### What to do
Transcribe the records that follow, preserving every word.
-- START Data in this exercise --
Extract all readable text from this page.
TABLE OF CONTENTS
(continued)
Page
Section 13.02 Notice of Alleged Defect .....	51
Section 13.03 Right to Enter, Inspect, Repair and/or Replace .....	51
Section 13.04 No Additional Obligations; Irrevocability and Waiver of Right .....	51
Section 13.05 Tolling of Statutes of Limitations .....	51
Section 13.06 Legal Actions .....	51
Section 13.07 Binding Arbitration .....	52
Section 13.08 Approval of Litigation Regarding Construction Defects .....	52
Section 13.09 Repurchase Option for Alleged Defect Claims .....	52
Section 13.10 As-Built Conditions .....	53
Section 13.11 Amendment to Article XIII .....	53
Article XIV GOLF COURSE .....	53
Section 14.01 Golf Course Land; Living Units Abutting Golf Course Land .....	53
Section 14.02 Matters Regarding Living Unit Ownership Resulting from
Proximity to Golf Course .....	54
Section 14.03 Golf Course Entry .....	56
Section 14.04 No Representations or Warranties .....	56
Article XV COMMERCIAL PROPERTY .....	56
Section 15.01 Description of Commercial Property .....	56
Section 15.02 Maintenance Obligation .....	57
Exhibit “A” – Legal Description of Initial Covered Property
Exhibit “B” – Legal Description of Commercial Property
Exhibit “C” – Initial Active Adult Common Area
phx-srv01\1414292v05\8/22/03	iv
-- END Data in this exercise --
### Written response
Extract all readable text from this page.
TABLE OF CONTENTS
(continued)
Page
Section 13.02 Notice of Alleged Defect .....	51
Section 13.03 Right to Enter, Inspect, Repair and/or Replace .....	51
Section 13.04 No Additional Obligations; Irrevocability and Waiver of Right .....	51
Section 13.05 Tolling of Statutes of Limitations .....	51
Section 13.06 Legal Actions .....	51
Section 13.07 Binding Arbitration .....	52
Section 13.08 Approval of Litigation Regarding Construction Defects .....	52
Section 13.09 Repurchase Option for Alleged Defect Claims .....	52
Section 13.10 As-Built Conditions .....	53
Section 13.11 Amendment to Article XIII .....	53
Article XIV GOLF COURSE .....	53
Section 14.01 Golf Course Land; Living Units Abutting Golf Course Land .....	53
Section 14.02 Matters Regarding Living Unit Ownership Resulting from
Proximity to Golf Course .....	54
Section 14.03 Golf Course Entry .....	56
Section 14.04 No Representations or Warranties .....	56
Article XV COMMERCIAL PROPERTY .....	56
Section 15.01 Description of Commercial Property .....	56
Section 15.02 Maintenance Obligation .....	57
Exhibit “A” – Legal Description of Initial Covered Property
Exhibit “B” – Legal Description of Commercial Property
Exhibit “C” – Initial Active Adult Common Area
phx-srv01\1414292v05\8/22/03	iv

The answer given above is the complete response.